>> start Task data
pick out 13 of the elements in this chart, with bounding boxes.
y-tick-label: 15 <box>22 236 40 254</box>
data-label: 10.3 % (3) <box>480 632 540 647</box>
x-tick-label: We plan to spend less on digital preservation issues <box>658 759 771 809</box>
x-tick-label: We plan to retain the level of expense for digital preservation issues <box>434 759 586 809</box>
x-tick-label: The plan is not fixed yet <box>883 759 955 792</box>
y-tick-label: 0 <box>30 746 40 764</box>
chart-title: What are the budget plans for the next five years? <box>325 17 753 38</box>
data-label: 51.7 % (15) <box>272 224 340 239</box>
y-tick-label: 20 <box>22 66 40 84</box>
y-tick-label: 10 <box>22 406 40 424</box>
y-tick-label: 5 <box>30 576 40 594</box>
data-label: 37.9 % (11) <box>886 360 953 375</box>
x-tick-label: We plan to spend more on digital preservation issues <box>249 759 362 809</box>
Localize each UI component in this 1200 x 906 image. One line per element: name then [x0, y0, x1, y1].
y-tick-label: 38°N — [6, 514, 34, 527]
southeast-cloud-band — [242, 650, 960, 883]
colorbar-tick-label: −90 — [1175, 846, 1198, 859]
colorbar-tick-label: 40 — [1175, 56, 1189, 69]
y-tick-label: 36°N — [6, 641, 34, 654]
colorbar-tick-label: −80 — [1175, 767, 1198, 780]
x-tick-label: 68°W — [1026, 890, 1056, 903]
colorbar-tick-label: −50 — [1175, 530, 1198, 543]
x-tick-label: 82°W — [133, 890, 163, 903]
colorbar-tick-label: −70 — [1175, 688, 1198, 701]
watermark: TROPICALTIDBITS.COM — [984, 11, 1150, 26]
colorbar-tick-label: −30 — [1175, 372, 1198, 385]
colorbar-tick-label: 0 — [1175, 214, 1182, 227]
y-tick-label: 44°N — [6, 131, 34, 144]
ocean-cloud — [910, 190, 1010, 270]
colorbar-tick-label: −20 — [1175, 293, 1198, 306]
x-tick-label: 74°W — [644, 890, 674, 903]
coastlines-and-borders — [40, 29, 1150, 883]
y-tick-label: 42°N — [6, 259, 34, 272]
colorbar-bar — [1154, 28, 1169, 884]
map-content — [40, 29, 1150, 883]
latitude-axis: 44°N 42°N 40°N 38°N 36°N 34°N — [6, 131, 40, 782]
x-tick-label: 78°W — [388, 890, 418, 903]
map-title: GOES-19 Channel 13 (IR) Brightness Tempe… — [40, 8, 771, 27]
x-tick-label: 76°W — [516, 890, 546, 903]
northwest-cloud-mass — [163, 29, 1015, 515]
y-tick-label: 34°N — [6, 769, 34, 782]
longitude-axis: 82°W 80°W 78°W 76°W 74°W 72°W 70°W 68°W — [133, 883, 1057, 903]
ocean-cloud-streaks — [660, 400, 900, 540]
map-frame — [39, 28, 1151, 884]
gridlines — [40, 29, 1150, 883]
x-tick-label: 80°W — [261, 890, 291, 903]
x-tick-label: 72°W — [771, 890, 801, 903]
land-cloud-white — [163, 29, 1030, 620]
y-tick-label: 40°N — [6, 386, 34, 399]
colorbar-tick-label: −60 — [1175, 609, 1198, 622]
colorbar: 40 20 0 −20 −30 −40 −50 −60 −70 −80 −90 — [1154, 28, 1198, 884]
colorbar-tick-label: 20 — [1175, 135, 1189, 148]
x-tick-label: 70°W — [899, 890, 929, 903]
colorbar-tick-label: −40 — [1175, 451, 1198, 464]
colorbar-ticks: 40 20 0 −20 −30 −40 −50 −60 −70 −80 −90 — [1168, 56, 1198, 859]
>> end Task data
Do this |
Rewrite the records from the first line through the line containing "x-tick-label: 78°W — [388, 890, 418, 903]", replacing "digital preservation" with "long-term preservation" and leaving everything else unchanged.

Solution |
pick out 13 of the elements in this chart, with bounding boxes.
y-tick-label: 15 <box>22 236 40 254</box>
data-label: 10.3 % (3) <box>480 632 540 647</box>
x-tick-label: We plan to spend less on long-term preservation issues <box>658 759 771 809</box>
x-tick-label: We plan to retain the level of expense for long-term preservation issues <box>434 759 586 809</box>
x-tick-label: The plan is not fixed yet <box>883 759 955 792</box>
y-tick-label: 0 <box>30 746 40 764</box>
chart-title: What are the budget plans for the next five years? <box>325 17 753 38</box>
data-label: 51.7 % (15) <box>272 224 340 239</box>
y-tick-label: 20 <box>22 66 40 84</box>
y-tick-label: 10 <box>22 406 40 424</box>
y-tick-label: 5 <box>30 576 40 594</box>
data-label: 37.9 % (11) <box>886 360 953 375</box>
x-tick-label: We plan to spend more on long-term preservation issues <box>249 759 362 809</box>
Localize each UI component in this 1200 x 906 image. One line per element: name then [x0, y0, x1, y1].
y-tick-label: 38°N — [6, 514, 34, 527]
southeast-cloud-band — [242, 650, 960, 883]
colorbar-tick-label: −90 — [1175, 846, 1198, 859]
colorbar-tick-label: 40 — [1175, 56, 1189, 69]
y-tick-label: 36°N — [6, 641, 34, 654]
colorbar-tick-label: −80 — [1175, 767, 1198, 780]
x-tick-label: 68°W — [1026, 890, 1056, 903]
colorbar-tick-label: −50 — [1175, 530, 1198, 543]
x-tick-label: 82°W — [133, 890, 163, 903]
colorbar-tick-label: −70 — [1175, 688, 1198, 701]
watermark: TROPICALTIDBITS.COM — [984, 11, 1150, 26]
colorbar-tick-label: −30 — [1175, 372, 1198, 385]
colorbar-tick-label: 0 — [1175, 214, 1182, 227]
y-tick-label: 44°N — [6, 131, 34, 144]
ocean-cloud — [910, 190, 1010, 270]
colorbar-tick-label: −20 — [1175, 293, 1198, 306]
x-tick-label: 74°W — [644, 890, 674, 903]
coastlines-and-borders — [40, 29, 1150, 883]
y-tick-label: 42°N — [6, 259, 34, 272]
colorbar-bar — [1154, 28, 1169, 884]
map-content — [40, 29, 1150, 883]
latitude-axis: 44°N 42°N 40°N 38°N 36°N 34°N — [6, 131, 40, 782]
x-tick-label: 78°W — [388, 890, 418, 903]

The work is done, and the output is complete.